- [TEXTO APRESENTADO]:
Não pode existir movimento jurídico privado do esporte longe de direito. A busca pela justiça é o cerne de todo movimento jurídico, seja ele estatal ou não.  Dando uma lida na nova Lei Geral do Esporte – que deve ser sancionada pelo presidente Lula a qualquer momento – vi que o legislador se preocupou em reforçar na Lei um entendimento importante sobre “fair play”: ele vai muito além de um “espírito de jogo”, é parâmetro para decisões jurídicas no esporte.

O artigo 187 da futura nova Lei traz a exigência da aplicação do Fair Play esportivo na gestão do esporte nacional, estando assim descrito:

Art. 187. As organizações esportivas promoverão a prática esportiva com base em padrões éticos e morais que garantam o fair play ou jogo limpo nas competições.

O dispositivo prevê a criação de regras de organização interna que garantam a transparência das competições, bem como a incorporação de regulamentos internacionais das modalidades, adaptando-os, no que for possível, à realidade nacional.

Mas seria preciso legislar?

Acredito que a lei ajuda a dar força a princípios, que devem sempre servir de referência ao intérprete na aplicação da lei ao caso concreto. E lembro aqui de uma decisão do Tribunal Arbitral do Esporte (TAS) que mostrou que “fair play” vai muito além de espírito de jogo, é regra que deve ser respeitada.

Fair Play como regra

O caso aconteceu na competição de Hockey sobre o gelo nas Olimpíadas de Inverno de Nagano. O episódio lá de 1998 deve ser sempre usado como jurisprudência quando alguém do esporte tenta buscar vantagem indevida se utilizando de regulamento esportivo.

Um atleta da seleção da Suécia de hockey se naturalizou americano e em função disso perdeu a nacionalidade sueca. A lei do país europeu não permite dupla nacionalidade nessa hipótese. Mesmo assim, o atleta participou de três jogos da Suécia nos Jogos Olímpicos de Inverno de Nagano, em 1998.

- [OBJETIVO DO EXERCÍCIO]:
Indique se cada afirmação concorda com o texto sobre fair play na nova Lei Geral do Esporte, respondendo sim ou não e citando literalmente as palavras do texto que decidem: (a) o artigo 187 determina que as organizações esportivas promovam a prática esportiva com base em padrões éticos e morais; (b) o episódio do hockey sobre o gelo ocorreu nas Olimpíadas de Inverno de Nagano em 2002; (c) a lei sueca permite dupla nacionalidade na situação do atleta. Os itens abaixo vêm de uma fonte diferente da do texto.

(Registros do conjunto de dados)

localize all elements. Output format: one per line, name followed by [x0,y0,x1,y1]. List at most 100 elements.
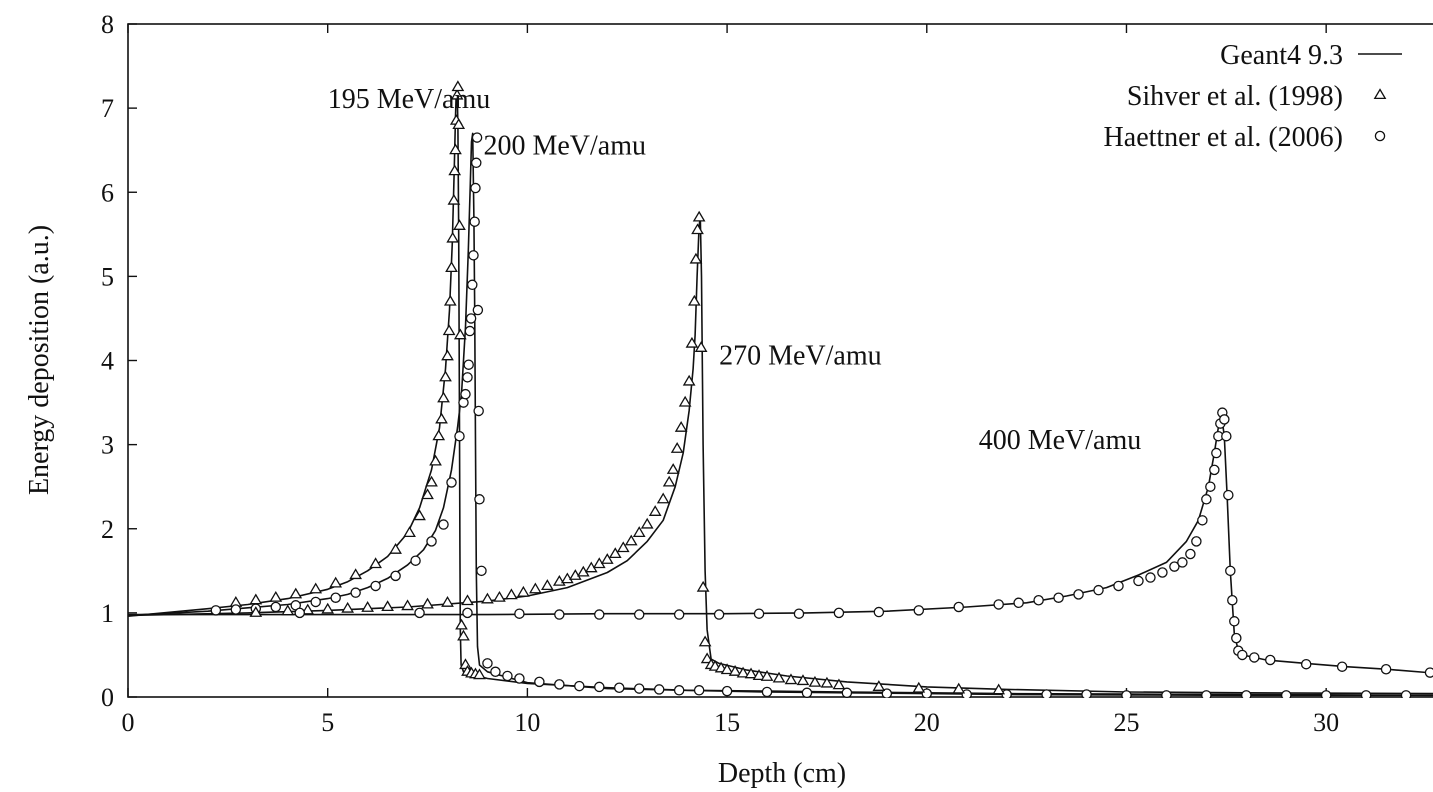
sihver-point [666,463,680,474]
haettner-point [1380,663,1392,675]
haettner-point [1121,690,1132,698]
haettner-point [514,673,525,684]
y-tick-label: 1 [101,599,114,628]
sihver-point [689,252,703,264]
sihver-point [473,668,486,680]
sihver-point [656,492,670,504]
peak-annotation: 200 MeV/amu [483,130,646,161]
sihver-point [720,663,734,675]
haettner-point [1053,592,1064,603]
sihver-point [451,80,465,92]
haettner-point [1113,580,1124,592]
haettner-point [465,313,477,324]
haettner-point [1185,548,1196,560]
sihver-point [453,328,467,340]
haettner-point [1229,616,1240,627]
peak-annotation: 195 MeV/amu [328,84,491,115]
haettner-point [469,216,480,227]
y-tick-label: 0 [101,683,114,712]
haettner-point [502,670,513,682]
sihver-point [445,261,458,273]
haettner-point [438,519,449,530]
haettner-point [1360,690,1372,698]
sihver-point [952,682,966,694]
sihver-point [403,526,416,538]
sihver-point [249,593,263,605]
x-axis-title: Depth (cm) [718,758,846,789]
haettner-point [1033,595,1044,606]
sihver-point [992,683,1006,695]
sihver-point [425,475,438,487]
sihver-point [772,671,786,683]
haettner-point [467,279,478,291]
x-tick-label: 15 [714,708,740,737]
haettner-point [1219,414,1230,425]
haettner-point [476,565,487,577]
x-tick-label: 30 [1313,708,1339,737]
y-tick-label: 2 [101,515,114,544]
sihver-point [493,590,506,602]
haettner-point [414,607,425,619]
haettner-point [653,684,665,695]
sihver-point [670,442,684,453]
sihver-point [289,587,303,599]
sihver-point [616,541,630,553]
sihver-point [349,568,363,580]
haettner-point [514,608,525,619]
haettner-point [693,685,705,696]
sihver-point [461,594,474,606]
sihver-point [632,526,646,538]
haettner-point [761,686,773,698]
haettner-point [490,666,501,678]
haettner-point [554,609,565,620]
haettner-point [468,250,479,261]
sihver-point [820,676,834,688]
sihver-point [872,680,886,691]
sihver-point [249,606,263,617]
sihver-point [648,505,662,516]
haettner-point [1197,515,1208,526]
sihver-point [449,143,462,155]
haettner-point [793,608,805,619]
haettner-point [482,658,493,669]
sihver-point [457,629,470,641]
sihver-point [808,675,822,687]
haettner-point [1073,589,1084,600]
haettner-point [474,494,485,505]
legend: Geant4 9.3 Sihver et al. (1998) Haettner e… [1104,40,1402,153]
sihver-point [421,488,434,500]
haettner-point [633,683,645,694]
haettner-point [833,607,845,619]
legend-circle-sample [1374,130,1386,142]
sihver-point [432,429,446,441]
y-tick-label: 8 [101,10,114,39]
sihver-point [505,588,518,600]
haettner-point [310,596,321,608]
sihver-point [269,590,283,602]
peak-annotation: 270 MeV/amu [719,341,882,372]
sihver-point [446,231,460,243]
haettner-point [673,685,685,696]
sihver-point [832,678,846,690]
peak-annotation: 400 MeV/amu [979,425,1142,456]
haettner-point [370,580,381,592]
haettner-point [1225,565,1236,577]
x-tick-label: 25 [1113,708,1139,737]
haettner-point [1201,690,1212,698]
haettner-point [1211,447,1222,459]
haettner-point [390,570,401,582]
haettner-point [1157,567,1168,578]
sihver-point [662,475,676,487]
haettner-point [1205,481,1216,492]
x-tick-label: 10 [514,708,540,737]
legend-label: Geant4 9.3 [1220,40,1343,71]
sihver-point [674,421,688,432]
haettner-point [1209,464,1220,476]
sihver-point [381,600,394,612]
sihver-point [447,193,461,205]
haettner-point [953,601,964,613]
haettner-point [210,605,222,616]
legend-label: Sihver et al. (1998) [1127,81,1343,112]
sihver-point [560,572,574,584]
sihver-point [435,412,448,424]
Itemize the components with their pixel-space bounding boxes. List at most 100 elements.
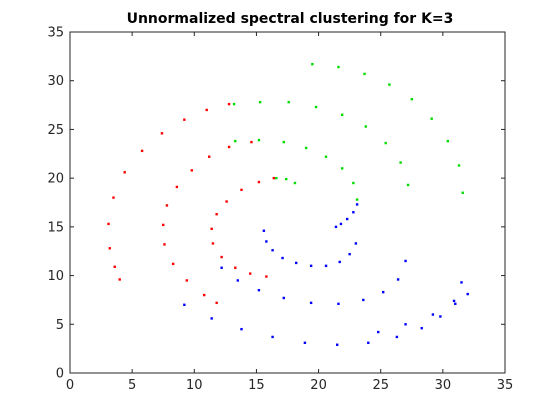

- [RESPOSTA ESPERADA]:
(a) Sim: “As organizações esportivas promoverão a prática esportiva com base em padrões éticos e morais”.
(b) Não: “O episódio lá de 1998”.
(c) Não: “A lei do país europeu não permite dupla nacionalidade nessa hipótese.”